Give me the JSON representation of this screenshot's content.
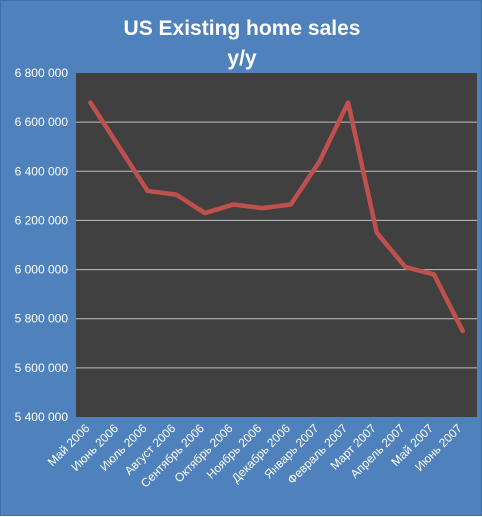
{
  "chart_data": {
    "type": "line",
    "title": "US Existing home sales",
    "subtitle": "y/y",
    "categories": [
      "Май 2006",
      "Июнь 2006",
      "Июль 2006",
      "Август 2006",
      "Сентябрь 2006",
      "Октябрь 2006",
      "Ноябрь 2006",
      "Декабрь 2006",
      "Январь 2007",
      "Февраль 2007",
      "Март 2007",
      "Апрель 2007",
      "Май 2007",
      "Июнь 2007"
    ],
    "series": [
      {
        "values": [
          6680000,
          6500000,
          6320000,
          6305000,
          6230000,
          6265000,
          6250000,
          6265000,
          6440000,
          6680000,
          6150000,
          6010000,
          5980000,
          5750000
        ]
      }
    ],
    "ylim": [
      5400000,
      6800000
    ],
    "yticks": [
      "5 400 000",
      "5 600 000",
      "5 800 000",
      "6 000 000",
      "6 200 000",
      "6 400 000",
      "6 600 000",
      "6 800 000"
    ],
    "grid": true,
    "legend": "none",
    "colors": {
      "background": "#4f81bd",
      "plot": "#404040",
      "line": "#c0504d",
      "grid": "#bfbfbf",
      "text": "#ffffff"
    }
  }
}
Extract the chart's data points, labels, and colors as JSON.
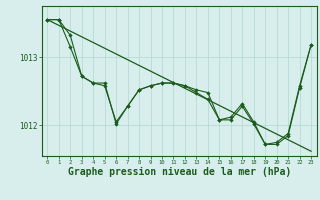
{
  "background_color": "#d8eeed",
  "grid_color": "#b0d8d0",
  "line_color": "#1a5c1a",
  "xlabel": "Graphe pression niveau de la mer (hPa)",
  "xlabel_fontsize": 7,
  "tick_label_color": "#1a5c1a",
  "ylim": [
    1011.55,
    1013.75
  ],
  "xlim": [
    -0.5,
    23.5
  ],
  "yticks": [
    1012,
    1013
  ],
  "xticks": [
    0,
    1,
    2,
    3,
    4,
    5,
    6,
    7,
    8,
    9,
    10,
    11,
    12,
    13,
    14,
    15,
    16,
    17,
    18,
    19,
    20,
    21,
    22,
    23
  ],
  "series1": [
    1013.55,
    1013.55,
    1013.15,
    1012.72,
    1012.62,
    1012.62,
    1012.02,
    1012.28,
    1012.52,
    1012.58,
    1012.62,
    1012.62,
    1012.58,
    1012.52,
    1012.48,
    1012.08,
    1012.08,
    1012.28,
    1012.02,
    1011.72,
    1011.72,
    1011.85,
    1012.55,
    1013.18
  ],
  "series2": [
    1013.55,
    1013.55,
    1013.32,
    1012.72,
    1012.62,
    1012.58,
    1012.05,
    1012.28,
    1012.52,
    1012.58,
    1012.62,
    1012.62,
    1012.58,
    1012.48,
    1012.38,
    1012.08,
    1012.12,
    1012.32,
    1012.05,
    1011.72,
    1011.75,
    1011.88,
    1012.58,
    1013.18
  ],
  "straight_line_x": [
    0,
    23
  ],
  "straight_line_y": [
    1013.55,
    1011.62
  ]
}
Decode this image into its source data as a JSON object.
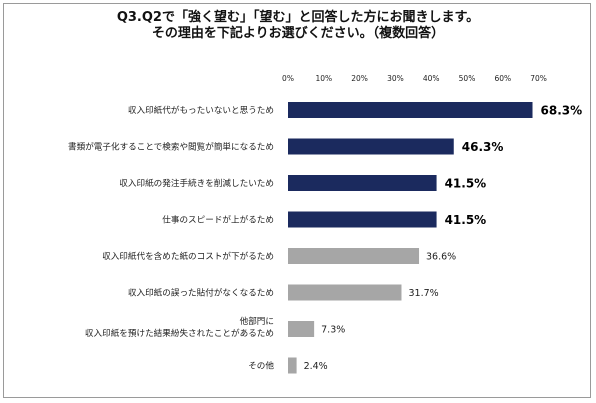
{
  "title": {
    "line1": "Q3.Q2で「強く望む」「望む」と回答した方にお聞きします。",
    "line2": "その理由を下記よりお選びください。（複数回答）"
  },
  "chart_data": {
    "type": "bar",
    "orientation": "horizontal",
    "title": "Q3.Q2で「強く望む」「望む」と回答した方にお聞きします。 その理由を下記よりお選びください。（複数回答）",
    "xlim": [
      0,
      70
    ],
    "x_ticks": [
      "0%",
      "10%",
      "20%",
      "30%",
      "40%",
      "50%",
      "60%",
      "70%"
    ],
    "grid": false,
    "categories": [
      [
        "収入印紙代がもったいないと思うため"
      ],
      [
        "書類が電子化することで検索や閲覧が簡単になるため"
      ],
      [
        "収入印紙の発注手続きを削減したいため"
      ],
      [
        "仕事のスピードが上がるため"
      ],
      [
        "収入印紙代を含めた紙のコストが下がるため"
      ],
      [
        "収入印紙の誤った貼付がなくなるため"
      ],
      [
        "他部門に",
        "収入印紙を預けた結果紛失されたことがあるため"
      ],
      [
        "その他"
      ]
    ],
    "values": [
      68.3,
      46.3,
      41.5,
      41.5,
      36.6,
      31.7,
      7.3,
      2.4
    ],
    "value_labels": [
      "68.3%",
      "46.3%",
      "41.5%",
      "41.5%",
      "36.6%",
      "31.7%",
      "7.3%",
      "2.4%"
    ],
    "highlight": [
      true,
      true,
      true,
      true,
      false,
      false,
      false,
      false
    ],
    "colors": {
      "highlight": "#1b2a5e",
      "normal": "#a6a6a6"
    }
  }
}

## Problem details
Every entry should be returned exactly as written, minus the pictures.

## Finished task
Give me the JSON representation of this screenshot's content.
{
  "chart_data": {
    "type": "line",
    "title": "US Existing home sales",
    "subtitle": "y/y",
    "categories": [
      "Май 2006",
      "Июнь 2006",
      "Июль 2006",
      "Август 2006",
      "Сентябрь 2006",
      "Октябрь 2006",
      "Ноябрь 2006",
      "Декабрь 2006",
      "Январь 2007",
      "Февраль 2007",
      "Март 2007",
      "Апрель 2007",
      "Май 2007",
      "Июнь 2007"
    ],
    "series": [
      {
        "values": [
          6680000,
          6500000,
          6320000,
          6305000,
          6230000,
          6265000,
          6250000,
          6265000,
          6440000,
          6680000,
          6150000,
          6010000,
          5980000,
          5750000
        ]
      }
    ],
    "ylim": [
      5400000,
      6800000
    ],
    "yticks": [
      "5 400 000",
      "5 600 000",
      "5 800 000",
      "6 000 000",
      "6 200 000",
      "6 400 000",
      "6 600 000",
      "6 800 000"
    ],
    "grid": true,
    "legend": "none",
    "colors": {
      "background": "#4f81bd",
      "plot": "#404040",
      "line": "#c0504d",
      "grid": "#bfbfbf",
      "text": "#ffffff"
    }
  }
}
Extract the chart's data points, labels, and colors as JSON.
{
  "background_color": "#d8eeed",
  "grid_color": "#b0d8d0",
  "line_color": "#1a5c1a",
  "xlabel": "Graphe pression niveau de la mer (hPa)",
  "xlabel_fontsize": 7,
  "tick_label_color": "#1a5c1a",
  "ylim": [
    1011.55,
    1013.75
  ],
  "xlim": [
    -0.5,
    23.5
  ],
  "yticks": [
    1012,
    1013
  ],
  "xticks": [
    0,
    1,
    2,
    3,
    4,
    5,
    6,
    7,
    8,
    9,
    10,
    11,
    12,
    13,
    14,
    15,
    16,
    17,
    18,
    19,
    20,
    21,
    22,
    23
  ],
  "series1": [
    1013.55,
    1013.55,
    1013.15,
    1012.72,
    1012.62,
    1012.62,
    1012.02,
    1012.28,
    1012.52,
    1012.58,
    1012.62,
    1012.62,
    1012.58,
    1012.52,
    1012.48,
    1012.08,
    1012.08,
    1012.28,
    1012.02,
    1011.72,
    1011.72,
    1011.85,
    1012.55,
    1013.18
  ],
  "series2": [
    1013.55,
    1013.55,
    1013.32,
    1012.72,
    1012.62,
    1012.58,
    1012.05,
    1012.28,
    1012.52,
    1012.58,
    1012.62,
    1012.62,
    1012.58,
    1012.48,
    1012.38,
    1012.08,
    1012.12,
    1012.32,
    1012.05,
    1011.72,
    1011.75,
    1011.88,
    1012.58,
    1013.18
  ],
  "straight_line_x": [
    0,
    23
  ],
  "straight_line_y": [
    1013.55,
    1011.62
  ]
}
Decode this image into its source data as a JSON object.
{
  "title": {
    "line1": "Q3.Q2で「強く望む」「望む」と回答した方にお聞きします。",
    "line2": "その理由を下記よりお選びください。（複数回答）"
  },
  "chart_data": {
    "type": "bar",
    "orientation": "horizontal",
    "title": "Q3.Q2で「強く望む」「望む」と回答した方にお聞きします。 その理由を下記よりお選びください。（複数回答）",
    "xlim": [
      0,
      70
    ],
    "x_ticks": [
      "0%",
      "10%",
      "20%",
      "30%",
      "40%",
      "50%",
      "60%",
      "70%"
    ],
    "grid": false,
    "categories": [
      [
        "収入印紙代がもったいないと思うため"
      ],
      [
        "書類が電子化することで検索や閲覧が簡単になるため"
      ],
      [
        "収入印紙の発注手続きを削減したいため"
      ],
      [
        "仕事のスピードが上がるため"
      ],
      [
        "収入印紙代を含めた紙のコストが下がるため"
      ],
      [
        "収入印紙の誤った貼付がなくなるため"
      ],
      [
        "他部門に",
        "収入印紙を預けた結果紛失されたことがあるため"
      ],
      [
        "その他"
      ]
    ],
    "values": [
      68.3,
      46.3,
      41.5,
      41.5,
      36.6,
      31.7,
      7.3,
      2.4
    ],
    "value_labels": [
      "68.3%",
      "46.3%",
      "41.5%",
      "41.5%",
      "36.6%",
      "31.7%",
      "7.3%",
      "2.4%"
    ],
    "highlight": [
      true,
      true,
      true,
      true,
      false,
      false,
      false,
      false
    ],
    "colors": {
      "highlight": "#1b2a5e",
      "normal": "#a6a6a6"
    }
  }
}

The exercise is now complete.